EXERCISE:
Each line that follows should be printed again exactly as it stands.

INFORMATION GIVEN:
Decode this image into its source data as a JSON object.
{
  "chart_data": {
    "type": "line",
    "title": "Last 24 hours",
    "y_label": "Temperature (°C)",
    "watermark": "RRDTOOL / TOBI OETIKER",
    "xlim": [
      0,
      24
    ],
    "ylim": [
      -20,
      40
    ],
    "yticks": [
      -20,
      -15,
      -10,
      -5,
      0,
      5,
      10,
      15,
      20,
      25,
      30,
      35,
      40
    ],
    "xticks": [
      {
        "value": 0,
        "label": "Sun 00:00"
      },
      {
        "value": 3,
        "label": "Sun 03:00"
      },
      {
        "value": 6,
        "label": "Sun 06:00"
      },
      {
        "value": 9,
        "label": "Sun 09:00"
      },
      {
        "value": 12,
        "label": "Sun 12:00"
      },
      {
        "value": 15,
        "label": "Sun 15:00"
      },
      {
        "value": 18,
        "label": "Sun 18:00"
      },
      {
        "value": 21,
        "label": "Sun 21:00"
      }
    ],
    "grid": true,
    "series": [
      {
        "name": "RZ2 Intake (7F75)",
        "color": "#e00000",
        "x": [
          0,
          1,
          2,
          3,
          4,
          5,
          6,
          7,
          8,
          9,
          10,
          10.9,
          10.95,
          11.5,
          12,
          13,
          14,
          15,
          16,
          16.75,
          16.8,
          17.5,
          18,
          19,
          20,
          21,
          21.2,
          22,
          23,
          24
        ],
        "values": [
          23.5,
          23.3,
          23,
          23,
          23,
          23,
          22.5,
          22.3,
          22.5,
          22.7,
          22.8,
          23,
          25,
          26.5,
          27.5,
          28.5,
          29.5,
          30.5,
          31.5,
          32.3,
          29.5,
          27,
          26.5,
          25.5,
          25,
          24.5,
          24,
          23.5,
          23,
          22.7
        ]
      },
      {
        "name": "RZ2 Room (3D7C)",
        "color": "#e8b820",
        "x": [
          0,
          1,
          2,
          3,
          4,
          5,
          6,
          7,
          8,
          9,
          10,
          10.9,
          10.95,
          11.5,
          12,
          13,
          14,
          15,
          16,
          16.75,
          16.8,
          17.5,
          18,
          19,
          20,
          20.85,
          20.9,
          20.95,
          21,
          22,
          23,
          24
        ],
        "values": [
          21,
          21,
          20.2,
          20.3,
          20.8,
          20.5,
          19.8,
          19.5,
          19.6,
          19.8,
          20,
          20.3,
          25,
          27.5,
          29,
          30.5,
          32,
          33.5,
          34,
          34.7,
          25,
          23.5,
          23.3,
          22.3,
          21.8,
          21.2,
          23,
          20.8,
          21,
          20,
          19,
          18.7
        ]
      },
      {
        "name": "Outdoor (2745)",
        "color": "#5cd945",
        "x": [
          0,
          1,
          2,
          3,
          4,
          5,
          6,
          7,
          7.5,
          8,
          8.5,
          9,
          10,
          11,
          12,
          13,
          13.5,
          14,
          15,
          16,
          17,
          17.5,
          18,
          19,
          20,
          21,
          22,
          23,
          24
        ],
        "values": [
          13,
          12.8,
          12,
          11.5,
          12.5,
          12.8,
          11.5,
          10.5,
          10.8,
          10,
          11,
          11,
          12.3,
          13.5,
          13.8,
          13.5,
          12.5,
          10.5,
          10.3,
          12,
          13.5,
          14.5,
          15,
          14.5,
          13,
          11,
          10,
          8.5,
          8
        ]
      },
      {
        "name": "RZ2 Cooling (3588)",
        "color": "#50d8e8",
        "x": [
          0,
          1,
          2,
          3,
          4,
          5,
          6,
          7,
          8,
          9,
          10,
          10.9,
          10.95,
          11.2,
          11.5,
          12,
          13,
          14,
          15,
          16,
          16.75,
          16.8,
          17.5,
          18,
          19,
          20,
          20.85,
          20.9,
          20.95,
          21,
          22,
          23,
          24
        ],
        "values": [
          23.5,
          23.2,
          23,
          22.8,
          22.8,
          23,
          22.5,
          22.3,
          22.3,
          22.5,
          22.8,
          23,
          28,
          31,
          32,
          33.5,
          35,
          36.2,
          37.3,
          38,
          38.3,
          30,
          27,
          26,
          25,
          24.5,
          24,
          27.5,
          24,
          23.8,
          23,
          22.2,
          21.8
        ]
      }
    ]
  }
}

EXERCISE SOLUTION:
Decode this image into its source data as a JSON object.
{
  "chart_data": {
    "type": "line",
    "title": "Last 24 hours",
    "y_label": "Temperature (°C)",
    "watermark": "RRDTOOL / TOBI OETIKER",
    "xlim": [
      0,
      24
    ],
    "ylim": [
      -20,
      40
    ],
    "yticks": [
      -20,
      -15,
      -10,
      -5,
      0,
      5,
      10,
      15,
      20,
      25,
      30,
      35,
      40
    ],
    "xticks": [
      {
        "value": 0,
        "label": "Sun 00:00"
      },
      {
        "value": 3,
        "label": "Sun 03:00"
      },
      {
        "value": 6,
        "label": "Sun 06:00"
      },
      {
        "value": 9,
        "label": "Sun 09:00"
      },
      {
        "value": 12,
        "label": "Sun 12:00"
      },
      {
        "value": 15,
        "label": "Sun 15:00"
      },
      {
        "value": 18,
        "label": "Sun 18:00"
      },
      {
        "value": 21,
        "label": "Sun 21:00"
      }
    ],
    "grid": true,
    "series": [
      {
        "name": "RZ2 Intake (7F75)",
        "color": "#e00000",
        "x": [
          0,
          1,
          2,
          3,
          4,
          5,
          6,
          7,
          8,
          9,
          10,
          10.9,
          10.95,
          11.5,
          12,
          13,
          14,
          15,
          16,
          16.75,
          16.8,
          17.5,
          18,
          19,
          20,
          21,
          21.2,
          22,
          23,
          24
        ],
        "values": [
          23.5,
          23.3,
          23,
          23,
          23,
          23,
          22.5,
          22.3,
          22.5,
          22.7,
          22.8,
          23,
          25,
          26.5,
          27.5,
          28.5,
          29.5,
          30.5,
          31.5,
          32.3,
          29.5,
          27,
          26.5,
          25.5,
          25,
          24.5,
          24,
          23.5,
          23,
          22.7
        ]
      },
      {
        "name": "RZ2 Room (3D7C)",
        "color": "#e8b820",
        "x": [
          0,
          1,
          2,
          3,
          4,
          5,
          6,
          7,
          8,
          9,
          10,
          10.9,
          10.95,
          11.5,
          12,
          13,
          14,
          15,
          16,
          16.75,
          16.8,
          17.5,
          18,
          19,
          20,
          20.85,
          20.9,
          20.95,
          21,
          22,
          23,
          24
        ],
        "values": [
          21,
          21,
          20.2,
          20.3,
          20.8,
          20.5,
          19.8,
          19.5,
          19.6,
          19.8,
          20,
          20.3,
          25,
          27.5,
          29,
          30.5,
          32,
          33.5,
          34,
          34.7,
          25,
          23.5,
          23.3,
          22.3,
          21.8,
          21.2,
          23,
          20.8,
          21,
          20,
          19,
          18.7
        ]
      },
      {
        "name": "Outdoor (2745)",
        "color": "#5cd945",
        "x": [
          0,
          1,
          2,
          3,
          4,
          5,
          6,
          7,
          7.5,
          8,
          8.5,
          9,
          10,
          11,
          12,
          13,
          13.5,
          14,
          15,
          16,
          17,
          17.5,
          18,
          19,
          20,
          21,
          22,
          23,
          24
        ],
        "values": [
          13,
          12.8,
          12,
          11.5,
          12.5,
          12.8,
          11.5,
          10.5,
          10.8,
          10,
          11,
          11,
          12.3,
          13.5,
          13.8,
          13.5,
          12.5,
          10.5,
          10.3,
          12,
          13.5,
          14.5,
          15,
          14.5,
          13,
          11,
          10,
          8.5,
          8
        ]
      },
      {
        "name": "RZ2 Cooling (3588)",
        "color": "#50d8e8",
        "x": [
          0,
          1,
          2,
          3,
          4,
          5,
          6,
          7,
          8,
          9,
          10,
          10.9,
          10.95,
          11.2,
          11.5,
          12,
          13,
          14,
          15,
          16,
          16.75,
          16.8,
          17.5,
          18,
          19,
          20,
          20.85,
          20.9,
          20.95,
          21,
          22,
          23,
          24
        ],
        "values": [
          23.5,
          23.2,
          23,
          22.8,
          22.8,
          23,
          22.5,
          22.3,
          22.3,
          22.5,
          22.8,
          23,
          28,
          31,
          32,
          33.5,
          35,
          36.2,
          37.3,
          38,
          38.3,
          30,
          27,
          26,
          25,
          24.5,
          24,
          27.5,
          24,
          23.8,
          23,
          22.2,
          21.8
        ]
      }
    ]
  }
}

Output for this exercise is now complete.